= Source records =
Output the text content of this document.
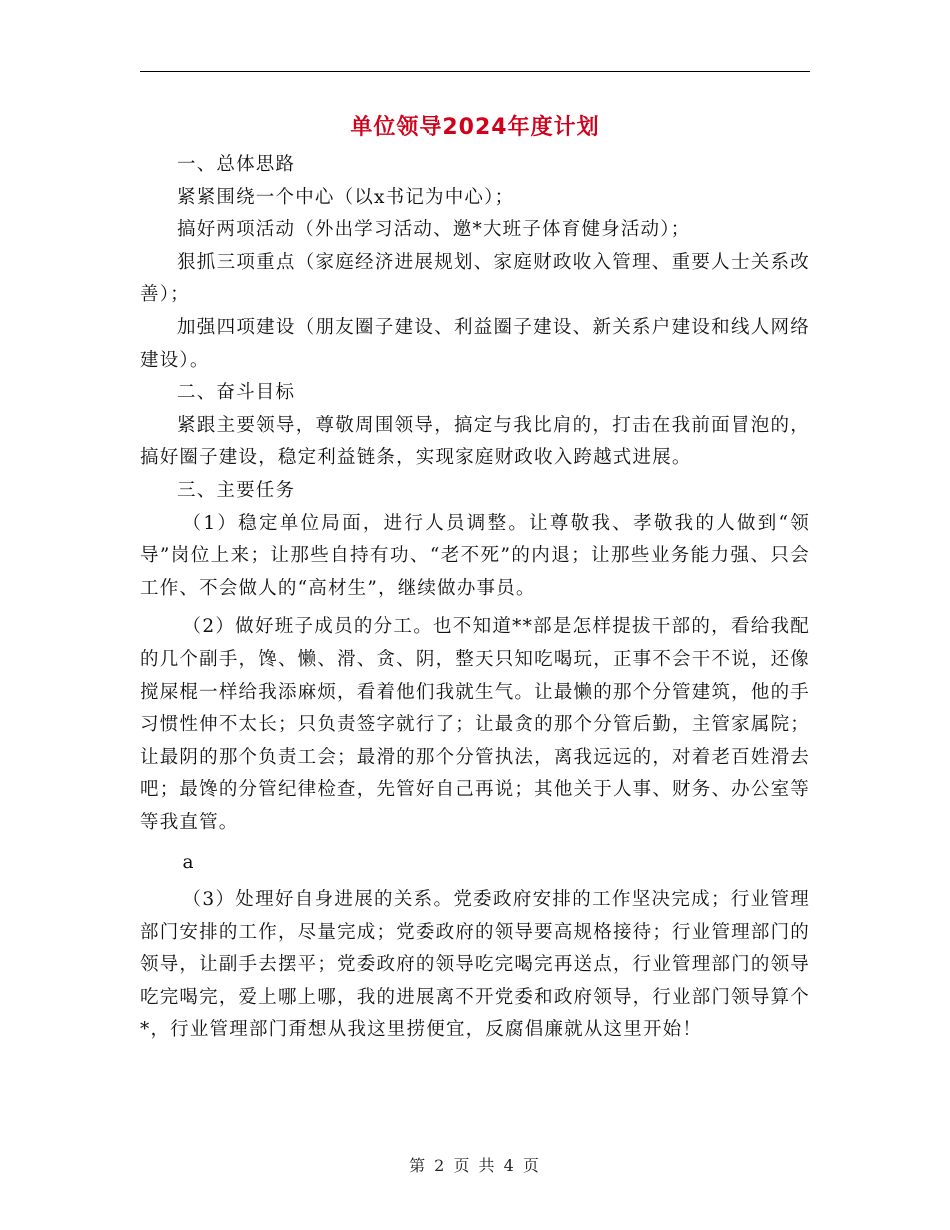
单位领导2024年度计划

一、总体思路

紧紧围绕一个中心（以x书记为中心）；

搞好两项活动（外出学习活动、邀*大班子体育健身活动）；

狠抓三项重点（家庭经济进展规划、家庭财政收入管理、重要人士关系改善）；

加强四项建设（朋友圈子建设、利益圈子建设、新关系户建设和线人网络建设）。

二、奋斗目标

紧跟主要领导，尊敬周围领导，搞定与我比肩的，打击在我前面冒泡的，搞好圈子建设，稳定利益链条，实现家庭财政收入跨越式进展。

三、主要任务

（1）稳定单位局面，进行人员调整。让尊敬我、孝敬我的人做到“领导”岗位上来；让那些自持有功、“老不死”的内退；让那些业务能力强、只会工作、不会做人的“高材生”，继续做办事员。

（2）做好班子成员的分工。也不知道**部是怎样提拔干部的，看给我配的几个副手，馋、懒、滑、贪、阴，整天只知吃喝玩，正事不会干不说，还像搅屎棍一样给我添麻烦，看着他们我就生气。让最懒的那个分管建筑，他的手习惯性伸不太长；只负责签字就行了；让最贪的那个分管后勤，主管家属院；让最阴的那个负责工会；最滑的那个分管执法，离我远远的，对着老百姓滑去吧；最馋的分管纪律检查，先管好自己再说；其他关于人事、财务、办公室等等我直管。

a

（3）处理好自身进展的关系。党委政府安排的工作坚决完成；行业管理部门安排的工作，尽量完成；党委政府的领导要高规格接待；行业管理部门的领导，让副手去摆平；党委政府的领导吃完喝完再送点，行业管理部门的领导吃完喝完，爱上哪上哪，我的进展离不开党委和政府领导，行业部门领导算个*，行业管理部门甭想从我这里捞便宜，反腐倡廉就从这里开始！

第 2 页 共 4 页
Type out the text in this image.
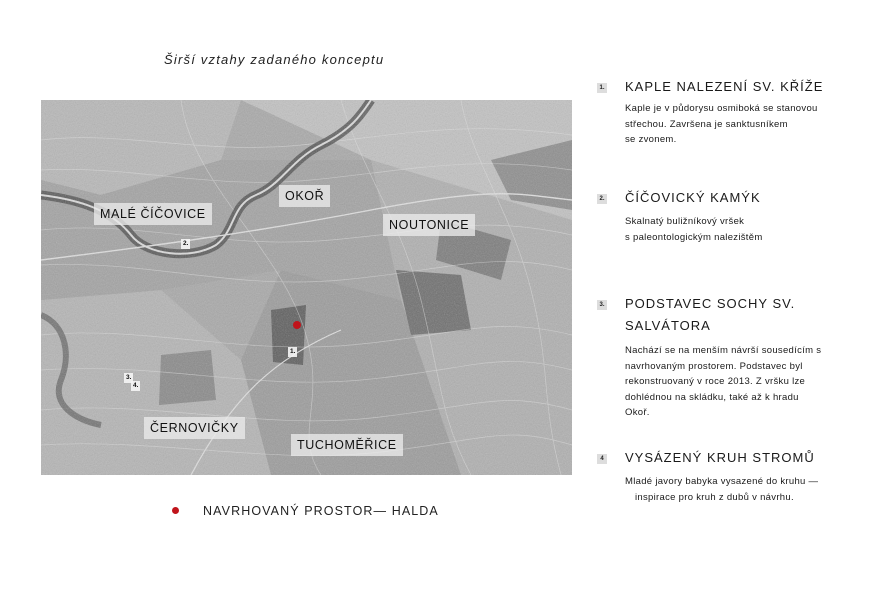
Širší vztahy zadaného konceptu
MALÉ ČÍČOVICE
OKOŘ
NOUTONICE
ČERNOVIČKY
TUCHOMĚŘICE
1.
2.
3.
4.
NAVRHOVANÝ PROSTOR— HALDA
1. KAPLE NALEZENÍ SV. KŘÍŽE
Kaple je v půdorysu osmiboká se stanovou
střechou. Završena je sanktusníkem
se zvonem.
2. ČÍČOVICKÝ KAMÝK
Skalnatý buližníkový vršek
s paleontologickým nalezištěm
3. PODSTAVEC SOCHY SV.
SALVÁTORA
Nachází se na menším návrší sousedícím s
navrhovaným prostorem. Podstavec byl
rekonstruovaný v roce 2013. Z vršku lze
dohlédnou na skládku, také až k hradu
Okoř.
4 VYSÁZENÝ KRUH STROMŮ
Mladé javory babyka vysazené do kruhu —
inspirace pro kruh z dubů v návrhu.
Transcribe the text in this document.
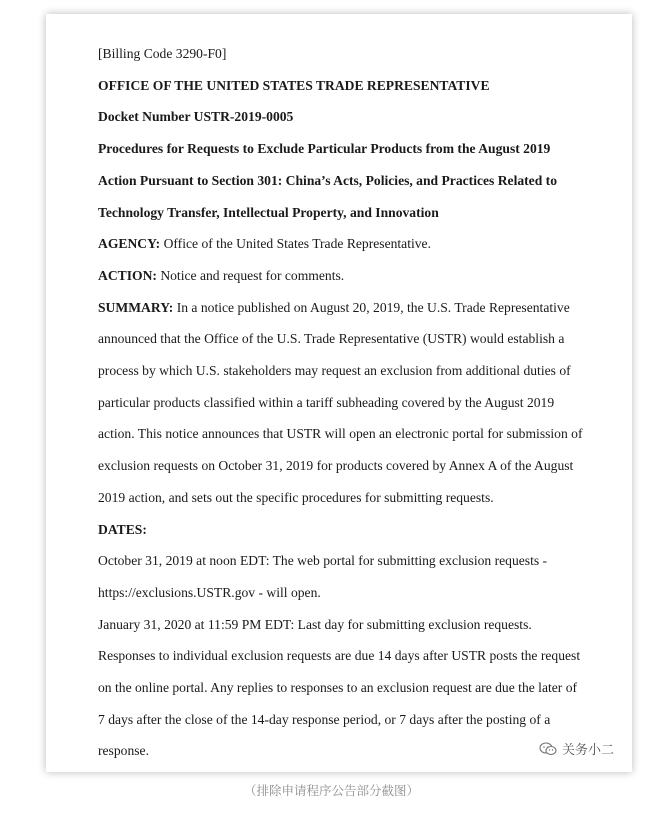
[Billing Code 3290-F0]
OFFICE OF THE UNITED STATES TRADE REPRESENTATIVE
Docket Number USTR-2019-0005
Procedures for Requests to Exclude Particular Products from the August 2019
Action Pursuant to Section 301: China’s Acts, Policies, and Practices Related to
Technology Transfer, Intellectual Property, and Innovation
AGENCY: Office of the United States Trade Representative.
ACTION: Notice and request for comments.
SUMMARY: In a notice published on August 20, 2019, the U.S. Trade Representative
announced that the Office of the U.S. Trade Representative (USTR) would establish a
process by which U.S. stakeholders may request an exclusion from additional duties of
particular products classified within a tariff subheading covered by the August 2019
action. This notice announces that USTR will open an electronic portal for submission of
exclusion requests on October 31, 2019 for products covered by Annex A of the August
2019 action, and sets out the specific procedures for submitting requests.
DATES:
October 31, 2019 at noon EDT: The web portal for submitting exclusion requests -
https://exclusions.USTR.gov - will open.
January 31, 2020 at 11:59 PM EDT: Last day for submitting exclusion requests.
Responses to individual exclusion requests are due 14 days after USTR posts the request
on the online portal. Any replies to responses to an exclusion request are due the later of
7 days after the close of the 14-day response period, or 7 days after the posting of a
response.	关务小二
（排除申请程序公告部分截图）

= Your instructions =
From the entries above, copy every line that holds the word "days".

= Exercise solution =
Responses to individual exclusion requests are due 14 days after USTR posts the request
7 days after the close of the 14-day response period, or 7 days after the posting of a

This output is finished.